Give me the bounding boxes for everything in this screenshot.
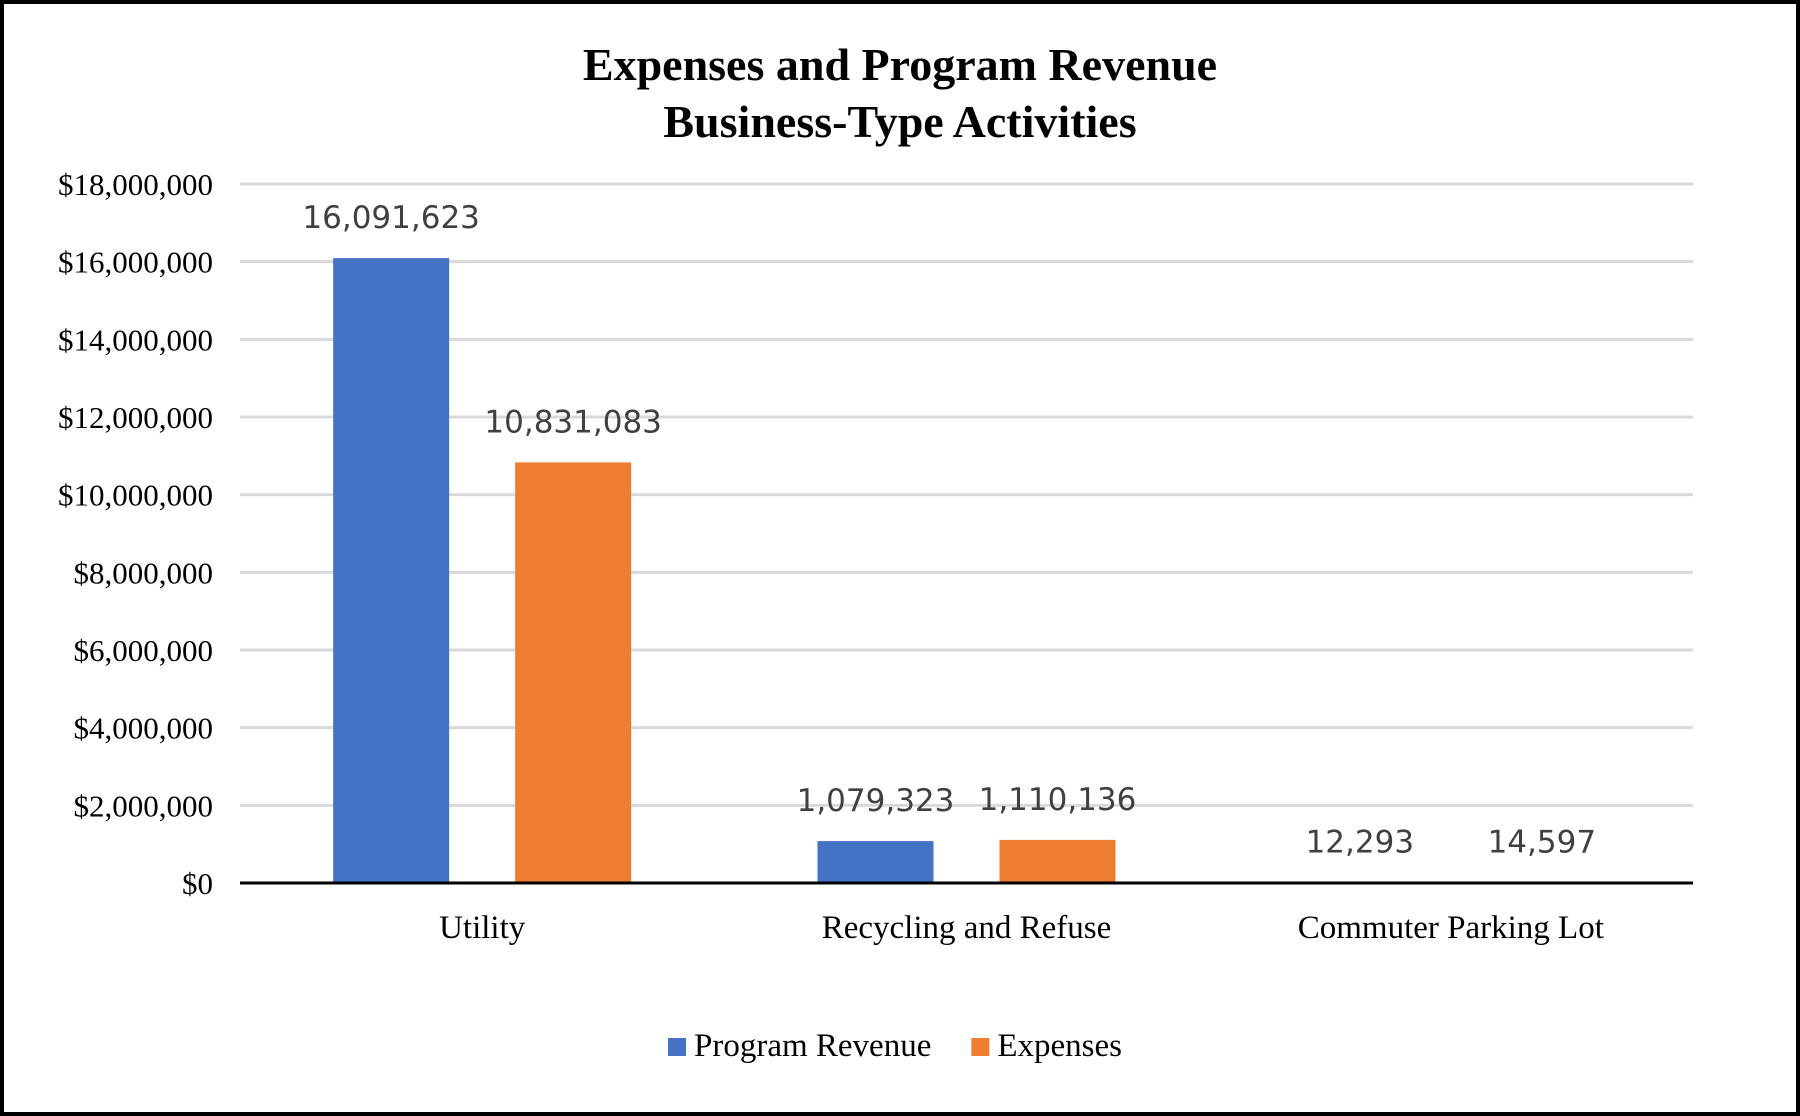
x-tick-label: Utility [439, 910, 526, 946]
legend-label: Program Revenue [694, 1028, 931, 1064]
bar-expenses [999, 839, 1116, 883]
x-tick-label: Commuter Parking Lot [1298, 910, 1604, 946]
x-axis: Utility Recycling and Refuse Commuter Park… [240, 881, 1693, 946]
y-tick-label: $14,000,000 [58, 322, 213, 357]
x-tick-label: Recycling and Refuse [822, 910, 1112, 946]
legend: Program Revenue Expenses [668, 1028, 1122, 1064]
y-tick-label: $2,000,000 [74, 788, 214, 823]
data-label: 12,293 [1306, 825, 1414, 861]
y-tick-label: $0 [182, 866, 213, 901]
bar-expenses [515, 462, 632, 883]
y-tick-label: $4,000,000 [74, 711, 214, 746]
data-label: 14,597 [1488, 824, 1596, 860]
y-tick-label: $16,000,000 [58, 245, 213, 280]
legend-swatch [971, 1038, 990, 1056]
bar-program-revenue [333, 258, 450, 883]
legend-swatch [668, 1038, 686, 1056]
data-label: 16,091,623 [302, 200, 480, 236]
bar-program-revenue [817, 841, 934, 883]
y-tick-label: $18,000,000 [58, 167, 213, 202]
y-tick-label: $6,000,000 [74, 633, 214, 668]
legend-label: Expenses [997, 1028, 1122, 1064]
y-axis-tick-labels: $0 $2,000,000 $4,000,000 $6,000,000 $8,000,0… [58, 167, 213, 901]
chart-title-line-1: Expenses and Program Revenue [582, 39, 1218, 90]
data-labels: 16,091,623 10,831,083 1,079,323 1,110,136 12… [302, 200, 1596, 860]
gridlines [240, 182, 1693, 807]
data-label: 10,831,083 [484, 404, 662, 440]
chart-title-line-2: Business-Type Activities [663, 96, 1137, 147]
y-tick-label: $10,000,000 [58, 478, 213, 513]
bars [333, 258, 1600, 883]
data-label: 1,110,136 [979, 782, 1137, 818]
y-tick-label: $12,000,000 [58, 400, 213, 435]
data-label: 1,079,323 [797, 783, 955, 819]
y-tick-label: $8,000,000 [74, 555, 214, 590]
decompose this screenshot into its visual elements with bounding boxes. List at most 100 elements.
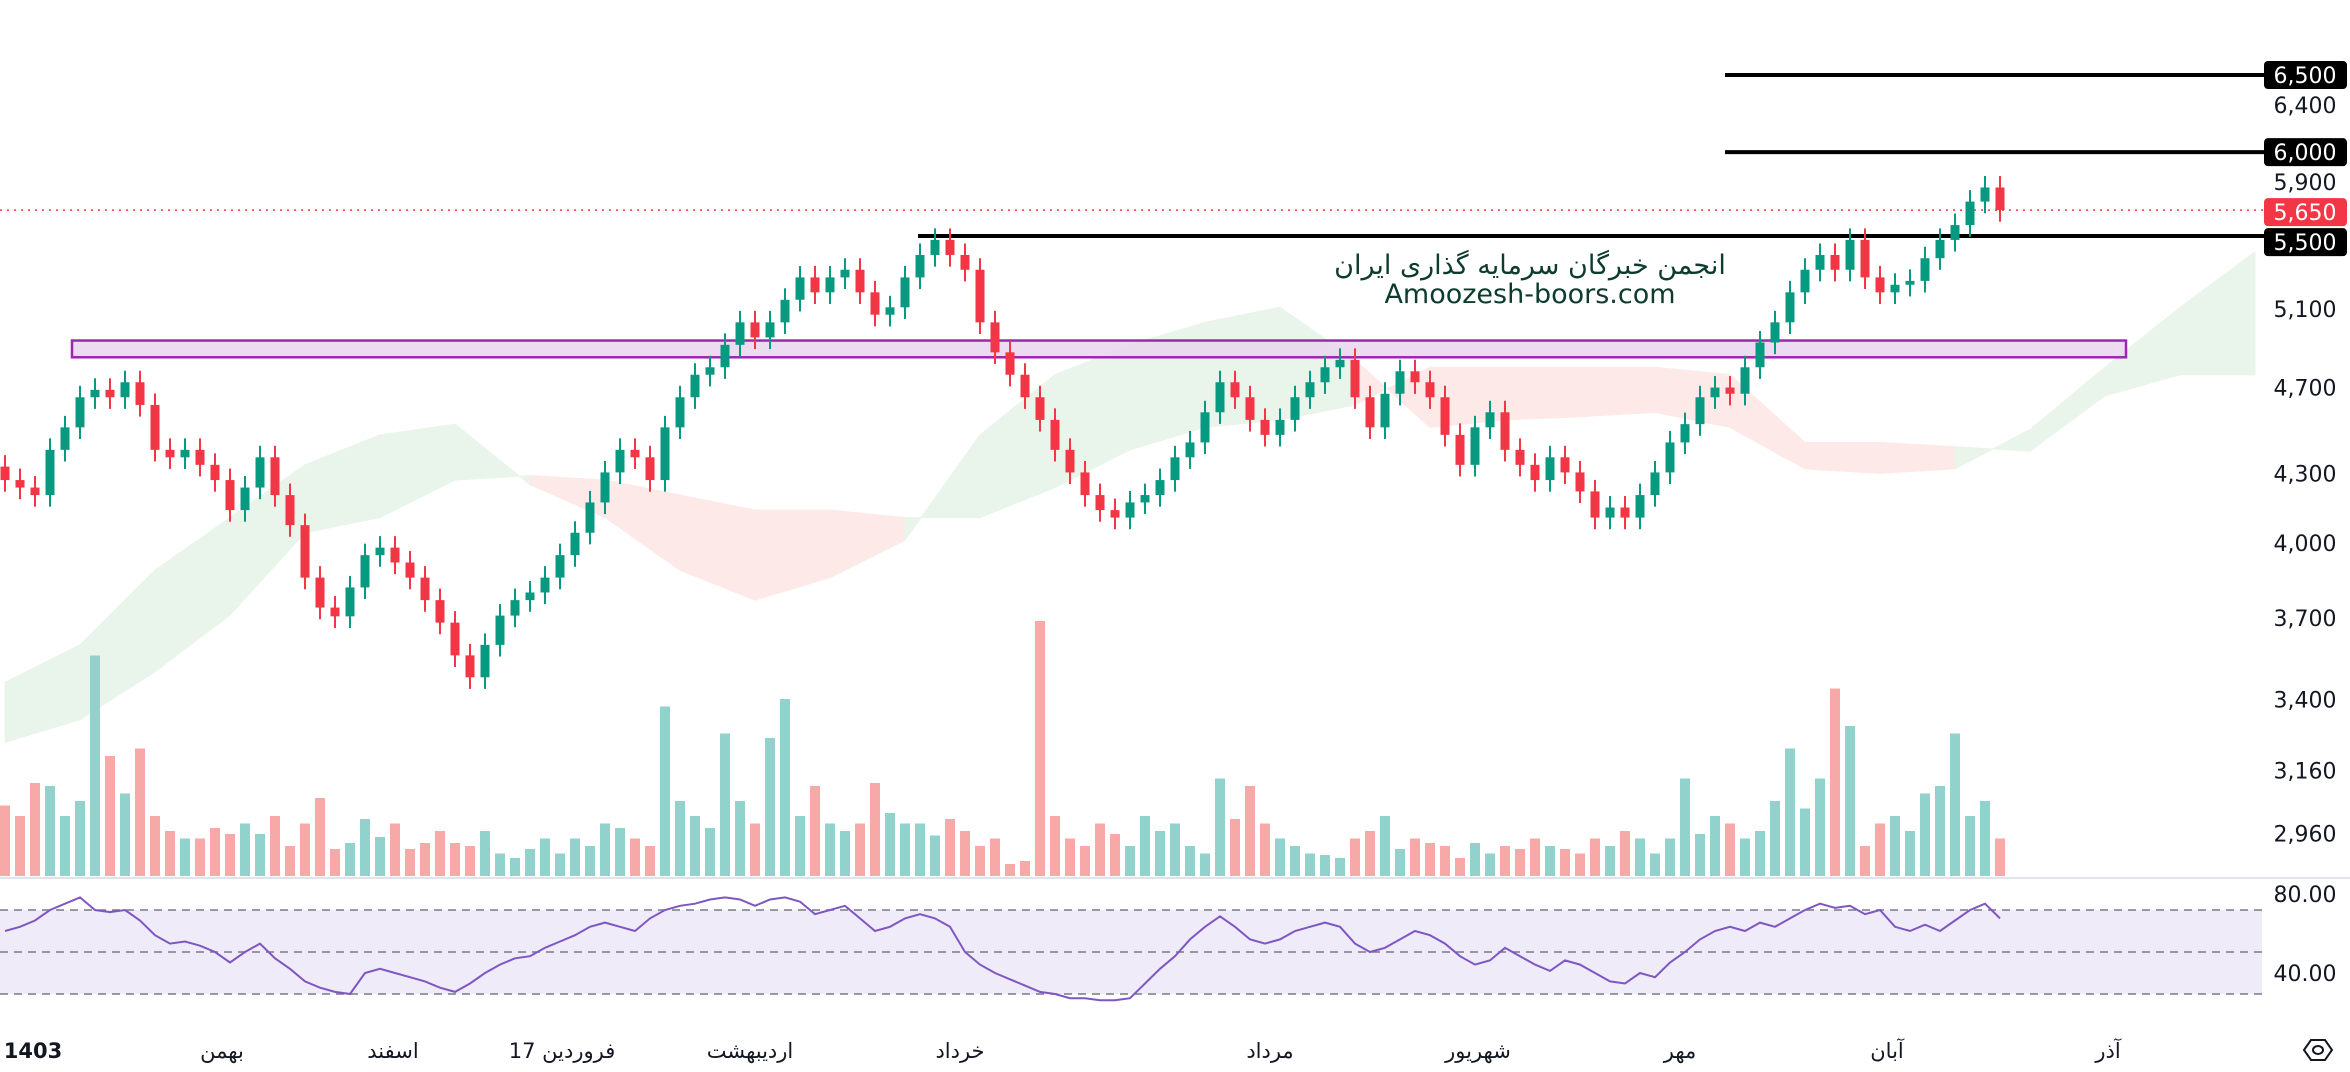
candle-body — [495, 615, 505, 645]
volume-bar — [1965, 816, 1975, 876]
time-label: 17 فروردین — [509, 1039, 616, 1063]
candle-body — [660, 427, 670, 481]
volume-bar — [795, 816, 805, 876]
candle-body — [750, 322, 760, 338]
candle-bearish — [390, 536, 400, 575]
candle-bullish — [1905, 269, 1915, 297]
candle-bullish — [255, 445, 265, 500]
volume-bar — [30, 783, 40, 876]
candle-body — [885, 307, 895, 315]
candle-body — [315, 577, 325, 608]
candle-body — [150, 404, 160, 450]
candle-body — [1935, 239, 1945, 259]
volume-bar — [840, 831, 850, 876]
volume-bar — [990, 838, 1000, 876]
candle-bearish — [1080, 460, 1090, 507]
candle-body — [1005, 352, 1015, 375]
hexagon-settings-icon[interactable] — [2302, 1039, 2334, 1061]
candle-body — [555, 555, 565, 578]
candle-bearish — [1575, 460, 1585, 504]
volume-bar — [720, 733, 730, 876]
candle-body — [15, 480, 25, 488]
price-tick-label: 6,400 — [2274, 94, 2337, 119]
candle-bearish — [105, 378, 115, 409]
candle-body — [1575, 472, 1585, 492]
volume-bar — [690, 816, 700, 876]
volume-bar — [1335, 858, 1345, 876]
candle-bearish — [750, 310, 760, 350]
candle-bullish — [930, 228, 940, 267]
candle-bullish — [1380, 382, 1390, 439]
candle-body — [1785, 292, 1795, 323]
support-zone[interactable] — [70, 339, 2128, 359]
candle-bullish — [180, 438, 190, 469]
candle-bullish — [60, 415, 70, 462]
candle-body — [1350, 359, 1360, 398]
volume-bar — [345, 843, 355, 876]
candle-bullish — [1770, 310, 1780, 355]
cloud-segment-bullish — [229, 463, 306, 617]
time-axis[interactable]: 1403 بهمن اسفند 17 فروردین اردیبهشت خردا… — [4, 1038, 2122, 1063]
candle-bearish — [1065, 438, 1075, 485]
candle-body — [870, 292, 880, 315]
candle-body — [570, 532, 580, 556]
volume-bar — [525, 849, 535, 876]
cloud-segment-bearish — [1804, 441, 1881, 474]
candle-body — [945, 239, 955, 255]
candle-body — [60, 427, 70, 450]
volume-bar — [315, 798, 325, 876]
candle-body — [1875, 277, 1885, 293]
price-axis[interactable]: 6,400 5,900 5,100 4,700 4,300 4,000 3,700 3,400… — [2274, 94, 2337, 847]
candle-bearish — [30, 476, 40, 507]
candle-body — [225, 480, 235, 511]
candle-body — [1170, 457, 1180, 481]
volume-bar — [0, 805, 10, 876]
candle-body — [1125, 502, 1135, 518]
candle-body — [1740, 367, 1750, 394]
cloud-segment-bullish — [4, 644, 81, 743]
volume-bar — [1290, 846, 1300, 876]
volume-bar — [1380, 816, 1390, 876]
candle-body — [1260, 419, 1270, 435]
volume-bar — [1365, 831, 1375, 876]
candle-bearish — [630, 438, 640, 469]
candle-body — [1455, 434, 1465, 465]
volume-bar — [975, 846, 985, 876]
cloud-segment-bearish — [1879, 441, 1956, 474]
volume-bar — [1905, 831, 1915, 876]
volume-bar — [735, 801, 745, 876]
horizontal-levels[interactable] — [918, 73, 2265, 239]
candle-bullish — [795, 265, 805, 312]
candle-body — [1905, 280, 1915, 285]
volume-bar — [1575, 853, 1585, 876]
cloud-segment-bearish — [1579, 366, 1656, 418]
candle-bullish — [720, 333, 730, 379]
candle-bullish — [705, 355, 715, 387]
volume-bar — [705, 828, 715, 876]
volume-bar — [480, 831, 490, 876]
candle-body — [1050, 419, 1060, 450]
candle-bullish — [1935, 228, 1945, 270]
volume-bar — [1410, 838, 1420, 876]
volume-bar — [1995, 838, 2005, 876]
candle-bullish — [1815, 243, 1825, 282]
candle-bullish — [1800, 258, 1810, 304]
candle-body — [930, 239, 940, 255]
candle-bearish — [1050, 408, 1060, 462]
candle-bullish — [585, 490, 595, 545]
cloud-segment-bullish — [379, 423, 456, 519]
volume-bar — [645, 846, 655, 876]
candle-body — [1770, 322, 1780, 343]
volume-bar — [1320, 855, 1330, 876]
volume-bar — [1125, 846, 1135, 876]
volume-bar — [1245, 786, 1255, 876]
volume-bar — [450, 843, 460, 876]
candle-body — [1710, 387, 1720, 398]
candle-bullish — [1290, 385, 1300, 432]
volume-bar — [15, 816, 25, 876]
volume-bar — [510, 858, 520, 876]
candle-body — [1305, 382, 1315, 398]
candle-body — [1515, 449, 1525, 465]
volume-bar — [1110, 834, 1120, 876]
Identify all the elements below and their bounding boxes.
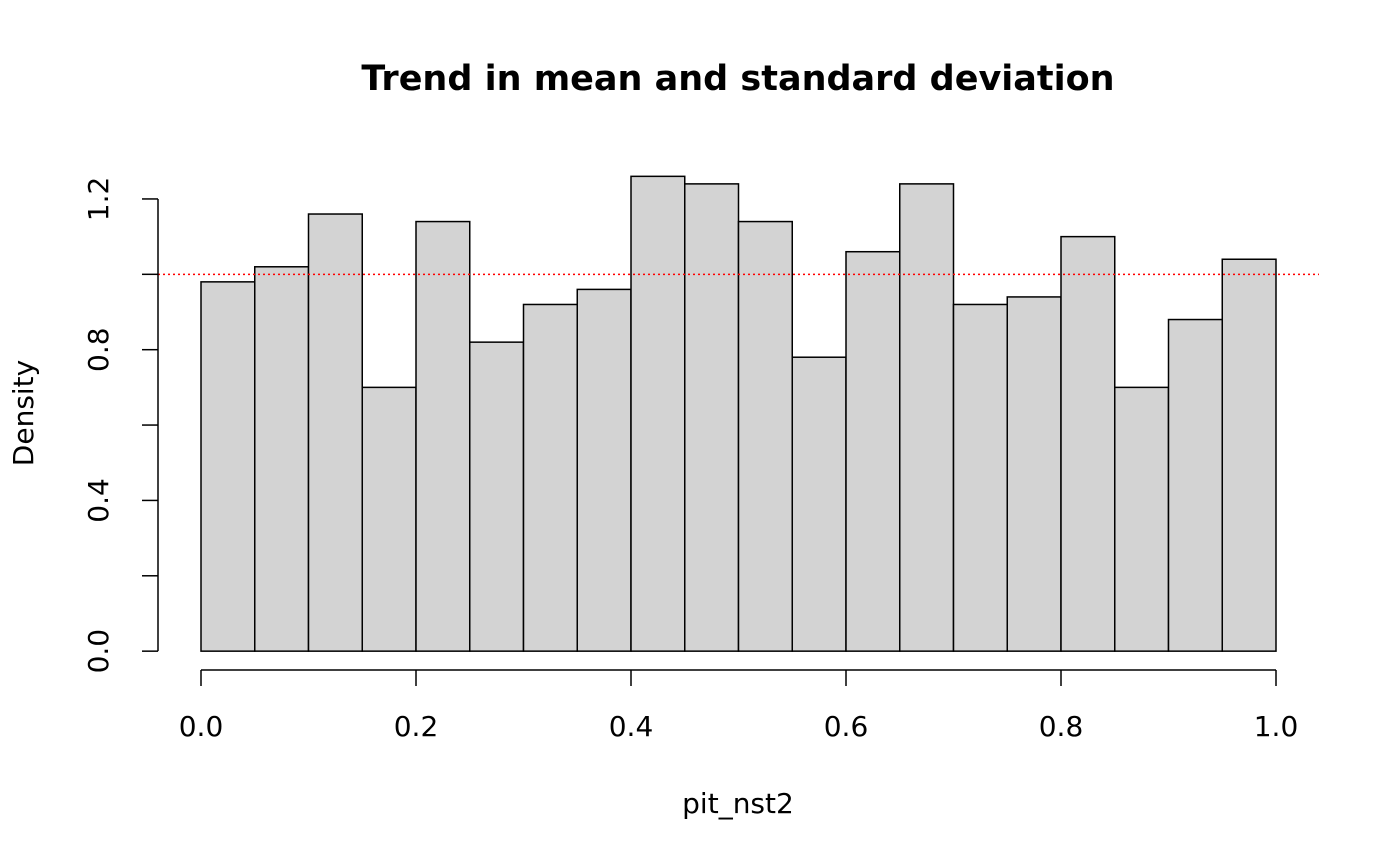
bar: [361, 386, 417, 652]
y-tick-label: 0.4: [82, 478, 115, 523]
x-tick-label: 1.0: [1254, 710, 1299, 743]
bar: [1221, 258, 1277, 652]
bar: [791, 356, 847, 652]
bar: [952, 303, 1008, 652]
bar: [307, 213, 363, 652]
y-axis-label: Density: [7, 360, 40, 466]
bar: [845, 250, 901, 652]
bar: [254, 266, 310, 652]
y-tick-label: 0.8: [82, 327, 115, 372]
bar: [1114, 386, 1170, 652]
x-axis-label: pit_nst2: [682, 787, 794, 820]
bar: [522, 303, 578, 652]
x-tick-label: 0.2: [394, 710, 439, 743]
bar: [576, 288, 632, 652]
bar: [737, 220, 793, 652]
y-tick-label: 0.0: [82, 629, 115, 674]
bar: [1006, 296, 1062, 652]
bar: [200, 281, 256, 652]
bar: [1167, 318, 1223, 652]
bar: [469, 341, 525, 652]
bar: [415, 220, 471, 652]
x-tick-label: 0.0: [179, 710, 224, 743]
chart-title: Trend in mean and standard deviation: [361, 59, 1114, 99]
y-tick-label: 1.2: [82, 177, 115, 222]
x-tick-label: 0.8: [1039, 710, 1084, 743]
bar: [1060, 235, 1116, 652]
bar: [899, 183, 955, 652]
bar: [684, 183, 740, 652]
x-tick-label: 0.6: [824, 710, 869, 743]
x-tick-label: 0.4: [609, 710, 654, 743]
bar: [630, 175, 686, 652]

━━━━━━━━━━━━━━━━━━━━━━━━━━━━━━

▶ Required work: Lay out the rows as a JSON list of strings, one string per line with blank lines omitted, beginning at the line that contains "x-tick-label: Utility [439, 910, 526, 946]" and stopping after the line that contains "legend-label: Expenses [997, 1028, 1122, 1064]".

▶ Solution below:
[
  "x-tick-label: Utility [439, 910, 526, 946]",
  "legend-label: Program Revenue [694, 1028, 931, 1064]",
  "bar-expenses [999, 839, 1116, 883]",
  "x-tick-label: Commuter Parking Lot [1298, 910, 1604, 946]",
  "x-axis: Utility Recycling and Refuse Commuter Park… [240, 881, 1693, 946]",
  "y-tick-label: $14,000,000 [58, 322, 213, 357]",
  "x-tick-label: Recycling and Refuse [822, 910, 1112, 946]",
  "legend: Program Revenue Expenses [668, 1028, 1122, 1064]",
  "y-tick-label: $2,000,000 [74, 788, 214, 823]",
  "data-label: 12,293 [1306, 825, 1414, 861]",
  "y-tick-label: $0 [182, 866, 213, 901]",
  "bar-expenses [515, 462, 632, 883]",
  "y-tick-label: $4,000,000 [74, 711, 214, 746]",
  "data-label: 14,597 [1488, 824, 1596, 860]",
  "y-tick-label: $16,000,000 [58, 245, 213, 280]",
  "legend-swatch [971, 1038, 990, 1056]",
  "bar-program-revenue [333, 258, 450, 883]",
  "legend-swatch [668, 1038, 686, 1056]",
  "data-label: 16,091,623 [302, 200, 480, 236]",
  "bar-program-revenue [817, 841, 934, 883]",
  "y-tick-label: $18,000,000 [58, 167, 213, 202]",
  "y-tick-label: $6,000,000 [74, 633, 214, 668]",
  "legend-label: Expenses [997, 1028, 1122, 1064]"
]